Find every line below that contains the word "icon" and copy it out.

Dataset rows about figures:
##############################

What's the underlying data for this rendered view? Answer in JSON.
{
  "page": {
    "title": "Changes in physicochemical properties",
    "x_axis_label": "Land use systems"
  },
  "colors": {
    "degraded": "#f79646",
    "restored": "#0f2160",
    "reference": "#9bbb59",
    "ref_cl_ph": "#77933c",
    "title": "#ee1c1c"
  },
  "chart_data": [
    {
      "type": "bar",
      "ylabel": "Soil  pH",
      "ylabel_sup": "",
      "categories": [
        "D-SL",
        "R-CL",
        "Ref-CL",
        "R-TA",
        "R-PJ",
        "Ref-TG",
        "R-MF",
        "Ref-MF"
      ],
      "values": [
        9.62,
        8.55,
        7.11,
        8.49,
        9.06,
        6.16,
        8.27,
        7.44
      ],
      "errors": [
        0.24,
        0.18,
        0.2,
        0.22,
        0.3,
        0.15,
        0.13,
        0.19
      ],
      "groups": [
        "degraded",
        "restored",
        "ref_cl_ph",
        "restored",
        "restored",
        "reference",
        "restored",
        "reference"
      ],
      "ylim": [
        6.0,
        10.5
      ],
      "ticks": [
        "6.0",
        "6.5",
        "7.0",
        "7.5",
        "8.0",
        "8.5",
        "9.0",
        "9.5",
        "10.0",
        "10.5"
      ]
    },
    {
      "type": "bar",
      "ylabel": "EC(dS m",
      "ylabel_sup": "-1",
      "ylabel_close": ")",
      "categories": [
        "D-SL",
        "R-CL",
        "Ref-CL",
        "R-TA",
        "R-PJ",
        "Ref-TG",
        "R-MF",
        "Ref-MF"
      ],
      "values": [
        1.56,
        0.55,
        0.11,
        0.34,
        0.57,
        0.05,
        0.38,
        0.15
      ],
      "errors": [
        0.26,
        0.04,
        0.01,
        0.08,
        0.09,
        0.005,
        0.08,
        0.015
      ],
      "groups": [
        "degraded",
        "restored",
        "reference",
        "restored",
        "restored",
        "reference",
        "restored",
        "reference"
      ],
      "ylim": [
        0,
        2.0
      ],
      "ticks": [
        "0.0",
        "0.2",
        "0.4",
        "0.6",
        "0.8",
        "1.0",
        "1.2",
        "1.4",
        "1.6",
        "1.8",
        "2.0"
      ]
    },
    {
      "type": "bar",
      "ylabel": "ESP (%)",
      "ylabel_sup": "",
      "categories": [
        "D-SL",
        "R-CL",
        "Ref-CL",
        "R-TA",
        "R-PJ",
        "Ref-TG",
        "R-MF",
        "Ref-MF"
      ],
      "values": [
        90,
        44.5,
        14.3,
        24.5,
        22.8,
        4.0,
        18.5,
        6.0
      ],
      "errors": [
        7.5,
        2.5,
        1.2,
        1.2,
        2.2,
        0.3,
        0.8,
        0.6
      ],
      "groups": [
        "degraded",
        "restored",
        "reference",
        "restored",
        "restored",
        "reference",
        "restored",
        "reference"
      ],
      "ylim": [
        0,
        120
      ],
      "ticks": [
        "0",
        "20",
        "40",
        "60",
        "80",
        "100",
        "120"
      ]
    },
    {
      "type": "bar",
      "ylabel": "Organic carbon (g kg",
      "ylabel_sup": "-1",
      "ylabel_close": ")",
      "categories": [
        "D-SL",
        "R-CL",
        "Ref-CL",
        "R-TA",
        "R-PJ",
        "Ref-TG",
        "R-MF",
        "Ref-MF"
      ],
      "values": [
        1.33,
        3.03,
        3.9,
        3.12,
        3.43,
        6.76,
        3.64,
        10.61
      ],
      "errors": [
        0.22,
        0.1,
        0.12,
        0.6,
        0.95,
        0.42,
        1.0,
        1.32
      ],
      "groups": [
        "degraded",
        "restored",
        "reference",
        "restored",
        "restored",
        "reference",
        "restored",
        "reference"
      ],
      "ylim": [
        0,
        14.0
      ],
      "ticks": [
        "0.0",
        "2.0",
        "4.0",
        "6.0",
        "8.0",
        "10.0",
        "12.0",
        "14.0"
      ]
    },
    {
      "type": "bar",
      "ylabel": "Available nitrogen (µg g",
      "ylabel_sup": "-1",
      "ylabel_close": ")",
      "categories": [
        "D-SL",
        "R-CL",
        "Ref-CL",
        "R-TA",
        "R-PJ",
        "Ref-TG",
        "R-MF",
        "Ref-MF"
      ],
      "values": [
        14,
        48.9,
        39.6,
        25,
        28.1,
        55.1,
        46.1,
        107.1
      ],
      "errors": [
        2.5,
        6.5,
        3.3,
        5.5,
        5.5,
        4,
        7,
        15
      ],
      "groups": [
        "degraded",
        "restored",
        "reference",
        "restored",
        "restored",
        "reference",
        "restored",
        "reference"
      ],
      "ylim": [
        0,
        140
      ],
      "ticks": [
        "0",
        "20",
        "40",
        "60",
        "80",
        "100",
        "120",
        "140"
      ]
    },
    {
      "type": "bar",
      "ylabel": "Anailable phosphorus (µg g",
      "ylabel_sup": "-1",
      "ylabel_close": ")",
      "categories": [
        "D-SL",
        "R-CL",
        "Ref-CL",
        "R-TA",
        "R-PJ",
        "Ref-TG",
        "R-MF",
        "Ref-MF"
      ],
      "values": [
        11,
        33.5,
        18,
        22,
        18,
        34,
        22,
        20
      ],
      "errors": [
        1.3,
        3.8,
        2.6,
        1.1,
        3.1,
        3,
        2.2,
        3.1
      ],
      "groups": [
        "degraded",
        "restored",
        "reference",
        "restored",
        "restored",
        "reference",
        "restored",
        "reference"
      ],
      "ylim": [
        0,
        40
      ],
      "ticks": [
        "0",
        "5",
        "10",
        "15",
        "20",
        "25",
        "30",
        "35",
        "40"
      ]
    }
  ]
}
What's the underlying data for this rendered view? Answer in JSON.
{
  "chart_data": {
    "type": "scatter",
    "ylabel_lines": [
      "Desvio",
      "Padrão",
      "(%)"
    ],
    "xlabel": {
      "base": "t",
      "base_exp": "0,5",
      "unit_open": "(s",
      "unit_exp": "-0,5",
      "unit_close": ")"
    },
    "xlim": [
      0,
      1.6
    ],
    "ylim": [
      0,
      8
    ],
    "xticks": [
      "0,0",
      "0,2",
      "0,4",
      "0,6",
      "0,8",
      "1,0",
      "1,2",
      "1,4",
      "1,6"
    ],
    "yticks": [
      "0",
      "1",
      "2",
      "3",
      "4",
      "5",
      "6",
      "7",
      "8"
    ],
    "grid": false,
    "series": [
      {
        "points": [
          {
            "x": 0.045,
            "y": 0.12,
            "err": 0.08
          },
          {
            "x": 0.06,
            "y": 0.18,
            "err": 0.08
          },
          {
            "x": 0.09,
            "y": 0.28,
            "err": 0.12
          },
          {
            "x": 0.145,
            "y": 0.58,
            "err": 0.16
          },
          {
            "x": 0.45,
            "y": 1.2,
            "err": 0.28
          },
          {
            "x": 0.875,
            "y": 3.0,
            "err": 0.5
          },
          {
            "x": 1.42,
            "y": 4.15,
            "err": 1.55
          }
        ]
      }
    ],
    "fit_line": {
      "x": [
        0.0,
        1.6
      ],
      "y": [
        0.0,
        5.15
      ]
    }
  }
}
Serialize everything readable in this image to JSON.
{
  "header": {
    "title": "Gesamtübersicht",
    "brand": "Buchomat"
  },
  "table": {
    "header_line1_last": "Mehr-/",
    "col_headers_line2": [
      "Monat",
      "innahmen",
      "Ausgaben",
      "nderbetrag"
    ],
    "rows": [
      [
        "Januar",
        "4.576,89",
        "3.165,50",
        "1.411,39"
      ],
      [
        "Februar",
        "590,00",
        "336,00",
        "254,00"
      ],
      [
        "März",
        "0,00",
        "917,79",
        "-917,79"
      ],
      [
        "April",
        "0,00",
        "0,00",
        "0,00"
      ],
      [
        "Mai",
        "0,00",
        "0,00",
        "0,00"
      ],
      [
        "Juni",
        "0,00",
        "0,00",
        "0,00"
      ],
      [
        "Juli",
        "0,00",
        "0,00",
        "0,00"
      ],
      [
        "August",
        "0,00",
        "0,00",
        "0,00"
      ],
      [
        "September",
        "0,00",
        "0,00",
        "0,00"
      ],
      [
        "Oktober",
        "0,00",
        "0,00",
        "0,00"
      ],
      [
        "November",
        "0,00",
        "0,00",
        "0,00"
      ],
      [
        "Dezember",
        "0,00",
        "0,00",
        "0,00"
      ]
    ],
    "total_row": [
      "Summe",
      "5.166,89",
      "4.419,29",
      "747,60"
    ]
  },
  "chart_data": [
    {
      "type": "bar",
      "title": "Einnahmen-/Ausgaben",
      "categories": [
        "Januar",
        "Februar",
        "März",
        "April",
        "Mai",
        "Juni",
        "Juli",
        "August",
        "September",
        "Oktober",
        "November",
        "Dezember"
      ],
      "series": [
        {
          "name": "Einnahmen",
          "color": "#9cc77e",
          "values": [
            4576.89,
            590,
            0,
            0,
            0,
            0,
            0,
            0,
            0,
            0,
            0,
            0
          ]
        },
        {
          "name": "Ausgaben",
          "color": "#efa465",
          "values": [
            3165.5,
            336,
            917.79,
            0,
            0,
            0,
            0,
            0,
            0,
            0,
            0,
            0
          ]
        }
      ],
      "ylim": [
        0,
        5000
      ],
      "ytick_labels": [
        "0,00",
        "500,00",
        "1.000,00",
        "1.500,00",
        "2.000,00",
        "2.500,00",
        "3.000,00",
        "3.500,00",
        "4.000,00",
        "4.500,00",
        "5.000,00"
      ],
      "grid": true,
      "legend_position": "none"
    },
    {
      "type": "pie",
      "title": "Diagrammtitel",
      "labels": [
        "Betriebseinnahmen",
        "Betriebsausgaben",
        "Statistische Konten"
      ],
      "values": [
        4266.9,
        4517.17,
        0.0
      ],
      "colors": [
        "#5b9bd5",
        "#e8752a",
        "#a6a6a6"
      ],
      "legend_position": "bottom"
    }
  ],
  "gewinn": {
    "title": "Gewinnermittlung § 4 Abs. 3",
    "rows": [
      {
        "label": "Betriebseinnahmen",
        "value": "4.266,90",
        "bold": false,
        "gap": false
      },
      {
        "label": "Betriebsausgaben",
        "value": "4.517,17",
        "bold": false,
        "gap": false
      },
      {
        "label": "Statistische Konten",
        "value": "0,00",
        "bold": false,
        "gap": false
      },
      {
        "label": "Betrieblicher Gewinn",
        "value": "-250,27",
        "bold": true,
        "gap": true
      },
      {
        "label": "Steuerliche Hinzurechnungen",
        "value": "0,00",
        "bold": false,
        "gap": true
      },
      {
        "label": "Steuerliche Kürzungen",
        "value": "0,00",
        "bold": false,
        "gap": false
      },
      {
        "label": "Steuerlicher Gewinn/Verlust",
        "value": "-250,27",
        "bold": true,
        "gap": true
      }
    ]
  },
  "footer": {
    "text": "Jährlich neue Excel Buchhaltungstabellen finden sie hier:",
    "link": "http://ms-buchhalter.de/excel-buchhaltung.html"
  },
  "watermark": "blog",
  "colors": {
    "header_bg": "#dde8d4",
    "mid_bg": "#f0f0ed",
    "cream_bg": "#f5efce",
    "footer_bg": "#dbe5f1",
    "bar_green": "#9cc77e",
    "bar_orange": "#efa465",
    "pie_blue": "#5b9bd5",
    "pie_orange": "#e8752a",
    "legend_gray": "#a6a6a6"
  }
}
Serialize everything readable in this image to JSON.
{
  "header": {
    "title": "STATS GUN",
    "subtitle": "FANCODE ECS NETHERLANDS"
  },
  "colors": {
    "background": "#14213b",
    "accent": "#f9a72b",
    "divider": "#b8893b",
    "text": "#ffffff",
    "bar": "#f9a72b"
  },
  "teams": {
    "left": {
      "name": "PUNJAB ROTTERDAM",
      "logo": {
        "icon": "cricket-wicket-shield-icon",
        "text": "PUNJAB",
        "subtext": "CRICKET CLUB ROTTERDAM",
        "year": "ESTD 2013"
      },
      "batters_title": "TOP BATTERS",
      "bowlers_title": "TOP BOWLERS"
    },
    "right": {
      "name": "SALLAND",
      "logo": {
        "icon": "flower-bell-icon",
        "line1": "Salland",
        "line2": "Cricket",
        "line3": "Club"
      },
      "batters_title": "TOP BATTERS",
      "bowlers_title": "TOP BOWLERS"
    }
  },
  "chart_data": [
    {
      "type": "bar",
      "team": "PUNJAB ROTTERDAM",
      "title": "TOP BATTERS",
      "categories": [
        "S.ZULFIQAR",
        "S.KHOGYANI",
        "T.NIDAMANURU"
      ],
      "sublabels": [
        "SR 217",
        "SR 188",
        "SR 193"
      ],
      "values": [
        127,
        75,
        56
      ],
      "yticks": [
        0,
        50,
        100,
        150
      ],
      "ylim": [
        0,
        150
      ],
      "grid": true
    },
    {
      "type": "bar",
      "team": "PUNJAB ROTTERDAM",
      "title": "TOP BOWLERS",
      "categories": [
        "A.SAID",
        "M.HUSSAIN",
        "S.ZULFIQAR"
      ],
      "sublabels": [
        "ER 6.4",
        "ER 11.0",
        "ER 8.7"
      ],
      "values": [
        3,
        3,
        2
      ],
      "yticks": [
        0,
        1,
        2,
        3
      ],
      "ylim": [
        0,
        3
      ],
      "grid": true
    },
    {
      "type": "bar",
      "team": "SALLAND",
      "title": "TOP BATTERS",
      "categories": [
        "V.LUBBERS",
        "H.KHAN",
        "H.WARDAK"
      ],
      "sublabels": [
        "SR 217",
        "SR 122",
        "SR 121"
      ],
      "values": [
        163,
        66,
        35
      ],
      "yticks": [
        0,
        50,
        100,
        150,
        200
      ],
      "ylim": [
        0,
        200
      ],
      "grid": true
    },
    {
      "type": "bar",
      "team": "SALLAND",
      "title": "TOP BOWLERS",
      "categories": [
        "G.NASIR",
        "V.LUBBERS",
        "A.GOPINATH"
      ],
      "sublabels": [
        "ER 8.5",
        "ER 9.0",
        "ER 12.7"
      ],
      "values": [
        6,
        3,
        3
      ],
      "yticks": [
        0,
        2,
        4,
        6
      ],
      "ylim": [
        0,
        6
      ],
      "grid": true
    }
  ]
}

##############################

PROBLEM SOLUTION
        "icon": "cricket-wicket-shield-icon",
        "icon": "flower-bell-icon",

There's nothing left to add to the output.